»»

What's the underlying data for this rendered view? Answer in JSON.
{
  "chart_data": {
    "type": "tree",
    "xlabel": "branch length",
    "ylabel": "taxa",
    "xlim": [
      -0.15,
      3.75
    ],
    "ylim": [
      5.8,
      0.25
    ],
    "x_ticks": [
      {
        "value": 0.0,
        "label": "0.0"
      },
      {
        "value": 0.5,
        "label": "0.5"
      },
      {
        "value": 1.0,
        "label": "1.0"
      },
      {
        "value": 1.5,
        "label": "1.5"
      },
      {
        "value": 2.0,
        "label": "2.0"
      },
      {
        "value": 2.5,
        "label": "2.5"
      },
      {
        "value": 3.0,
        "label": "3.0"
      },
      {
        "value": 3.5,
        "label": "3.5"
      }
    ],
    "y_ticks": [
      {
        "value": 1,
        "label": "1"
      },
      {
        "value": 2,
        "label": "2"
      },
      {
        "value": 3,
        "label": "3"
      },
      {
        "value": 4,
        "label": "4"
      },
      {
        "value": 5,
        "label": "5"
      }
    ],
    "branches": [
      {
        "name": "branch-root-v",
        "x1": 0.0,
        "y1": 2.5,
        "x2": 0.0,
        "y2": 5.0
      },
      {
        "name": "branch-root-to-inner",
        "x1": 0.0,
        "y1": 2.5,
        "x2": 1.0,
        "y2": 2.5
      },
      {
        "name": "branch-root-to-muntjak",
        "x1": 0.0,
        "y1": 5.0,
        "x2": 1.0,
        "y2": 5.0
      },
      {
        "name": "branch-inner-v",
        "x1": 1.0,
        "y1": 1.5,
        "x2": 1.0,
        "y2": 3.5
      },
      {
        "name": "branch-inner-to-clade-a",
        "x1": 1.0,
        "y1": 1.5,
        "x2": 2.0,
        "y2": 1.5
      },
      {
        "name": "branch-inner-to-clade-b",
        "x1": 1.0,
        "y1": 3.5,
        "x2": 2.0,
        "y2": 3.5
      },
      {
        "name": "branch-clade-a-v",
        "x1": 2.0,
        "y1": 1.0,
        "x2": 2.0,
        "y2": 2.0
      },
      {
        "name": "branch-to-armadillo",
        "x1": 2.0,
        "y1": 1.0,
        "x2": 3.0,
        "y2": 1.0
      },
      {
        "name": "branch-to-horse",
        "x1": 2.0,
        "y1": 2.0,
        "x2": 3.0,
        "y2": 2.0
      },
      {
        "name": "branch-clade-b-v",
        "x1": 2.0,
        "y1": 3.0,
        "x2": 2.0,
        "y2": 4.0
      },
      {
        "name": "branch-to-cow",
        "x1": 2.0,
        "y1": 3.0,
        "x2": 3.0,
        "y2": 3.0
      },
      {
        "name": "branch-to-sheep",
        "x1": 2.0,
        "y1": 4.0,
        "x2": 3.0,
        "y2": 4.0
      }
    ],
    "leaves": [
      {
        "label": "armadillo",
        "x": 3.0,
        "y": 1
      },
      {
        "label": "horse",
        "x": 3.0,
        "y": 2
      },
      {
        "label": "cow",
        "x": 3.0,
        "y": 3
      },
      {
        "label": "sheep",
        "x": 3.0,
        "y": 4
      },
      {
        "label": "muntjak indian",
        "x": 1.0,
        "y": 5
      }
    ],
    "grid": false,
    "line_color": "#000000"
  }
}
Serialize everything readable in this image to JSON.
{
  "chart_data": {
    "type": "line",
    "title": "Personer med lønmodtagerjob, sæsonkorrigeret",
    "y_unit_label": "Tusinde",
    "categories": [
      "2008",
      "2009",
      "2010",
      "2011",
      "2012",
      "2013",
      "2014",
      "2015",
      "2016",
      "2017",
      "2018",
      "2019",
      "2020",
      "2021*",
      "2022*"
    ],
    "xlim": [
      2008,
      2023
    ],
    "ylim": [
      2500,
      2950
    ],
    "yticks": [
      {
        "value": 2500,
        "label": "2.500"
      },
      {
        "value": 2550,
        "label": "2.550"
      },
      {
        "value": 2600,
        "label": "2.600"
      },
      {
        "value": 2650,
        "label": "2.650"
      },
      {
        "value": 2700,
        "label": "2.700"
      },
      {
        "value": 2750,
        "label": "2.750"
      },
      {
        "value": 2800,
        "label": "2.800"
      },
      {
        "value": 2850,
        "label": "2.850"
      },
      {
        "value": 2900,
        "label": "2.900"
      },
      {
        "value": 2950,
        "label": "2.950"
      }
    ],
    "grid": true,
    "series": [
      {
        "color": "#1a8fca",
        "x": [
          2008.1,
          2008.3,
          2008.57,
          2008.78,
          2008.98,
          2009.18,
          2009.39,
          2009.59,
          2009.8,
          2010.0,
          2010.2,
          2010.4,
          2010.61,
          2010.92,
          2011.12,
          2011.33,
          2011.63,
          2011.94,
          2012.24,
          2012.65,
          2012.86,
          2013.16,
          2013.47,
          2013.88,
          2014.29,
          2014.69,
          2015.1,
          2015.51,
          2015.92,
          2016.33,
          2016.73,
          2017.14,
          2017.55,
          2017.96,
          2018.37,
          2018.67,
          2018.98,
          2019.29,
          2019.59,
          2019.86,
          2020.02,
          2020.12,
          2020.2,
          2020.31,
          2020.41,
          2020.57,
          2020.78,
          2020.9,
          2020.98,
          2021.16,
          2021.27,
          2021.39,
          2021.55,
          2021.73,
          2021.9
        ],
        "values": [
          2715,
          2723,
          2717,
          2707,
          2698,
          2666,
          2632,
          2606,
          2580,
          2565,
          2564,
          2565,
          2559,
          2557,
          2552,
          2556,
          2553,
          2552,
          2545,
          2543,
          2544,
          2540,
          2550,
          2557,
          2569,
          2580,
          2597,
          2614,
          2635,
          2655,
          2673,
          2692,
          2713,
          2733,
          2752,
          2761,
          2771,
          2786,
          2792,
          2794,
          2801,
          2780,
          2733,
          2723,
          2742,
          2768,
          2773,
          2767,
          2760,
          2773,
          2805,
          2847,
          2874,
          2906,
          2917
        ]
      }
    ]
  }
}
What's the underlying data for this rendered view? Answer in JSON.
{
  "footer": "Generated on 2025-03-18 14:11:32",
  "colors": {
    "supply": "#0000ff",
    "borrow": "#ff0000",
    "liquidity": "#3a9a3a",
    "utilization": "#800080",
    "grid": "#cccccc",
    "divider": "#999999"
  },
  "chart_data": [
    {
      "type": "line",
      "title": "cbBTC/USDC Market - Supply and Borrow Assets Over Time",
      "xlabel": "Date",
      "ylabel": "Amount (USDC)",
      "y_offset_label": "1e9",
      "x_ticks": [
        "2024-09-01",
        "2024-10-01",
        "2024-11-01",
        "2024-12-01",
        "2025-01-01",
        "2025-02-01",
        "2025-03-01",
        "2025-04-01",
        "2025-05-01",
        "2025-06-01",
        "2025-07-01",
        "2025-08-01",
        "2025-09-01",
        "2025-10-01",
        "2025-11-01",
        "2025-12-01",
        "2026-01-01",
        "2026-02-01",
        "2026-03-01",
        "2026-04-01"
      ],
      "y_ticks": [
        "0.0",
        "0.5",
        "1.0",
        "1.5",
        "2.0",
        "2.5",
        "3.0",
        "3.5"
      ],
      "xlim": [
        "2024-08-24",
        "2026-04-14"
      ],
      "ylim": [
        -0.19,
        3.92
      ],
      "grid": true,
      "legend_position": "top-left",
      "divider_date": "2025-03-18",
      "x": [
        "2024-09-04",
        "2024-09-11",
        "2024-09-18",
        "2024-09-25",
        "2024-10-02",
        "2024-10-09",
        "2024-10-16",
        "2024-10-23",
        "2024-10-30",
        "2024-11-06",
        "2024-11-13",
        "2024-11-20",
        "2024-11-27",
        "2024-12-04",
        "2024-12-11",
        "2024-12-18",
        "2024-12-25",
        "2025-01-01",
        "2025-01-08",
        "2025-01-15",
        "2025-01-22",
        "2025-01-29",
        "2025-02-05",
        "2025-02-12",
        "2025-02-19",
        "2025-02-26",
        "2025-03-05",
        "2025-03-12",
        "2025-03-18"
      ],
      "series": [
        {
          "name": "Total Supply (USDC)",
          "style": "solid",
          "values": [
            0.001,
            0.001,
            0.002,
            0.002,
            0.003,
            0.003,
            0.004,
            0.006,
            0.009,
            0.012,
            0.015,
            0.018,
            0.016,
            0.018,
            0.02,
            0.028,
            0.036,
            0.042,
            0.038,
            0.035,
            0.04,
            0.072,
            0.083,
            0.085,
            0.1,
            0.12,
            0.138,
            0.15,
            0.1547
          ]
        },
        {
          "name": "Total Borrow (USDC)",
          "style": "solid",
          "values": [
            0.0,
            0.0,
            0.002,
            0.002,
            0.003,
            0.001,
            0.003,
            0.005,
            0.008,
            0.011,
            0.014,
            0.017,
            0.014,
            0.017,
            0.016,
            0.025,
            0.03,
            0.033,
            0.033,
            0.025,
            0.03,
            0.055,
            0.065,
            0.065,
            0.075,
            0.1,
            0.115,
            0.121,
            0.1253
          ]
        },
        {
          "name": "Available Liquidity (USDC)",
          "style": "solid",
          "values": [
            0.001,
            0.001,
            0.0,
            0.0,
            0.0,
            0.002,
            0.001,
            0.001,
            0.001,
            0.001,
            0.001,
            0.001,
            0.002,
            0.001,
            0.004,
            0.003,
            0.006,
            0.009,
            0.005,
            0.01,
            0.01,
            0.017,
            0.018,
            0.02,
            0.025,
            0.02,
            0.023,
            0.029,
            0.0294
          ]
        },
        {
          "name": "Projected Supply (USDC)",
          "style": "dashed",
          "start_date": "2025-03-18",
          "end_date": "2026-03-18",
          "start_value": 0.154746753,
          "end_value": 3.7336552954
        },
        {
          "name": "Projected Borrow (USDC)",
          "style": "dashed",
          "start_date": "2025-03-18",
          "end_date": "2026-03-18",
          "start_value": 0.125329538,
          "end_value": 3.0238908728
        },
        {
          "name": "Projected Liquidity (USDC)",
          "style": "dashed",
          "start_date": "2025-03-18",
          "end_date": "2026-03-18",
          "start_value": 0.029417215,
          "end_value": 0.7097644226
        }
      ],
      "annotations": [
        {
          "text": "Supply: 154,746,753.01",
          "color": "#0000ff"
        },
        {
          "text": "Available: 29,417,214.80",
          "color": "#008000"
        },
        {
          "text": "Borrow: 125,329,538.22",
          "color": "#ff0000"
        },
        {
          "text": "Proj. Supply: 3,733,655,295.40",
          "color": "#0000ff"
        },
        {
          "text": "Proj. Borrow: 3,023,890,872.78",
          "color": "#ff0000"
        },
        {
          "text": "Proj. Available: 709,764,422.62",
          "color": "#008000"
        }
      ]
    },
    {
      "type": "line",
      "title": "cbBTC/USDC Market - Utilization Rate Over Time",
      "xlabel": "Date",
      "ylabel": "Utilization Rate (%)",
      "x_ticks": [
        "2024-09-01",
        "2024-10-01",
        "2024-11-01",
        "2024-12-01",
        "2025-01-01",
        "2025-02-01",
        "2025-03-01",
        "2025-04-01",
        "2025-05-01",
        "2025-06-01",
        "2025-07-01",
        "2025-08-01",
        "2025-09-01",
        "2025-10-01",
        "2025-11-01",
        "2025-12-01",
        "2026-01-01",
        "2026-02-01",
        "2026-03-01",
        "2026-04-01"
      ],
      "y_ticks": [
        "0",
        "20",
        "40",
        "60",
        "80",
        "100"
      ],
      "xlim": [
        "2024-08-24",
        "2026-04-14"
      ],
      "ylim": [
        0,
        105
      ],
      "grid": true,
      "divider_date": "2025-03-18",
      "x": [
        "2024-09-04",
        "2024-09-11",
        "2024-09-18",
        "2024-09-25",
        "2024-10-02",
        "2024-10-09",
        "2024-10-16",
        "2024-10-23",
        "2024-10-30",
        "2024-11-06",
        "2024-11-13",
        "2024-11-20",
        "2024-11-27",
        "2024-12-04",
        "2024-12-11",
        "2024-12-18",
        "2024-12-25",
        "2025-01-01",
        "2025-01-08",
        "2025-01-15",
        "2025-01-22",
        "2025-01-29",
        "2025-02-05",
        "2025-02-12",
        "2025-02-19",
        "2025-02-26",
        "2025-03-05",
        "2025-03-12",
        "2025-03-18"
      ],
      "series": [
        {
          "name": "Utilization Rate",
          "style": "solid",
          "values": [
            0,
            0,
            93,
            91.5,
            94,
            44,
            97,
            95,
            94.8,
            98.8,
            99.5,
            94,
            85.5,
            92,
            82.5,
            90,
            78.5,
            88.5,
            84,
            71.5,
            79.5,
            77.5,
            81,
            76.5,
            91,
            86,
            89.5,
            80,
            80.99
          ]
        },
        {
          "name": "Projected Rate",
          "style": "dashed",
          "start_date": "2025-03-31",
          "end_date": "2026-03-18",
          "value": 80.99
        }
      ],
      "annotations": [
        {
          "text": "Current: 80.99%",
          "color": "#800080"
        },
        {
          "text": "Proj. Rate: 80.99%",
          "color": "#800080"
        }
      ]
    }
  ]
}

««

### Problem:
Pick out all lines from the data above in which the word "Time" appears.

### Solution to this problem:
      "title": "cbBTC/USDC Market - Supply and Borrow Assets Over Time",
      "title": "cbBTC/USDC Market - Utilization Rate Over Time",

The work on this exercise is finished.